_Goals_
A – Reproduce word for word the stretch of the passage on AI and business data from "SMBs can start" through "that fuels them.".
B – Pick up the passage on AI and data management for small businesses where it ends, and carry it forward.

AI is often, “just an extension of software features that every vendor has been trying to add to provide more value,” says Mike Gualtieri, vice president and principal analyst for Forrester Research.
SMBs can start using AI for basic productivity functions with relative ease. But getting the most out of AI requires methodical data management.
“All organizations, regardless of size, can get some benefit from AI without having to do a whole lot of work with their data,” Schreiner says. “But to truly be transformative, you have to put in the hard work with your data and get it to a place where you can trust it.”
He adds that “a modern data strategy is thinking about data like a product and making sure that people have access to it, that it's good data that it can be relied upon.”
This is especially important for businesses seeking to use AI as a value-add for their products. Tools such as Amazon SageMaker make it easy to build, train and deploy machine learning models. However, those models will only be as trustworthy and as valuable as the data that fuels them.
DIVE DEEPER: Artificial intelligence tools are helping small businesses compete on a larger scale.

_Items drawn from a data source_
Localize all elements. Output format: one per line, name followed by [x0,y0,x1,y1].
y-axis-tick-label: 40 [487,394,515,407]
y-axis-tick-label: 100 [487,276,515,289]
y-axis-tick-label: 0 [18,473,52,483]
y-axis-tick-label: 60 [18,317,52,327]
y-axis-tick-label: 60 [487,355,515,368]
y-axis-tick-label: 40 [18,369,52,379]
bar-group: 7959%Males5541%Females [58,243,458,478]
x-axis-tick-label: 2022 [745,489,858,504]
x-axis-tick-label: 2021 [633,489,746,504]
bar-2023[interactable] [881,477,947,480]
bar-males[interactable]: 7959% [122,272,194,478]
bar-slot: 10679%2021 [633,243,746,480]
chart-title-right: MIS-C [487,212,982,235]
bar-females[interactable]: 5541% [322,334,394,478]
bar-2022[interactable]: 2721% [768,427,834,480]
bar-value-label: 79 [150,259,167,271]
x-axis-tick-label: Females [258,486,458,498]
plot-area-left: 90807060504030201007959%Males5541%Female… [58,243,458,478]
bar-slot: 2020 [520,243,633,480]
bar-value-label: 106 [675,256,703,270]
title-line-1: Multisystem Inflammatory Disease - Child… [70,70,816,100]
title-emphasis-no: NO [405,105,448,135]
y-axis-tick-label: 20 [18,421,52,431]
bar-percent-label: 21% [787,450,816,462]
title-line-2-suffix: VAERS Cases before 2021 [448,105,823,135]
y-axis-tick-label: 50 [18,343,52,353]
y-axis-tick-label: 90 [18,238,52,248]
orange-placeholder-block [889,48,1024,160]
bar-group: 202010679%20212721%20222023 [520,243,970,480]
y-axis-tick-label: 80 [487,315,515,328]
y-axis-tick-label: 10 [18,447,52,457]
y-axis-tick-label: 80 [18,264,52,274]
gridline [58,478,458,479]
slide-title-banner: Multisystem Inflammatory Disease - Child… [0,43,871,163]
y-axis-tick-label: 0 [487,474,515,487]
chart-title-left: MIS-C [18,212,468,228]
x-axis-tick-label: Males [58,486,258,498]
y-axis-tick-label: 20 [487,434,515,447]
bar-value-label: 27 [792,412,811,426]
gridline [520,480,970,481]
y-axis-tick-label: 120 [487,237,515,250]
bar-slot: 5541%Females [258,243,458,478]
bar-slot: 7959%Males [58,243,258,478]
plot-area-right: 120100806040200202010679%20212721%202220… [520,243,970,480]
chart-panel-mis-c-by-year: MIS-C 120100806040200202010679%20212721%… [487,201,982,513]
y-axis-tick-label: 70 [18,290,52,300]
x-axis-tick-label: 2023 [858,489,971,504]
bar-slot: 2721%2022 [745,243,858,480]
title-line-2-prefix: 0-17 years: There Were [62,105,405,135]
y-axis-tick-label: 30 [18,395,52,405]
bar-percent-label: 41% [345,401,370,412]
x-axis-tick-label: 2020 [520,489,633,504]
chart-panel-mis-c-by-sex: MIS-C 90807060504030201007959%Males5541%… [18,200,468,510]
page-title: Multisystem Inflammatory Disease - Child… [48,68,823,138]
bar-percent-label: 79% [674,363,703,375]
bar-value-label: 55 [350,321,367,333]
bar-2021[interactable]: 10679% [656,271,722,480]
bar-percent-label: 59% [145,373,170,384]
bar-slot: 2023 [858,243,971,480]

_Exercise responses_
A –
SMBs can start using AI for basic productivity functions with relative ease. But getting the most out of AI requires methodical data management.
“All organizations, regardless of size, can get some benefit from AI without having to do a whole lot of work with their data,” Schreiner says. “But to truly be transformative, you have to put in the hard work with your data and get it to a place where you can trust it.”
He adds that “a modern data strategy is thinking about data like a product and making sure that people have access to it, that it's good data that it can be relied upon.”
This is especially important for businesses seeking to use AI as a value-add for their products. Tools such as Amazon SageMaker make it easy to build, train and deploy machine learning models. However, those models will only be as trustworthy and as valuable as the data that fuels them.

B –
3. Lean On Managed Services for Noncore Functions
For some SMBs, IT is a necessary evil. For others, it’s central to the product. Either way, there will always be certain IT functions that are necessary but not core to what the business delivers to customers.
Schreiner recommends that SMBs and startups offload these functions to managed service providers. This includes third-party companies that can assist with cloud migration and management of specific cloud vendors.
“If they don't have folks who are already trained up in AWS, there is a learning curve,” Schreiner says. “But in the interim, instead of waiting for your team to be fully certified and ready to go, system integrators and partners can help with staff augmentation.”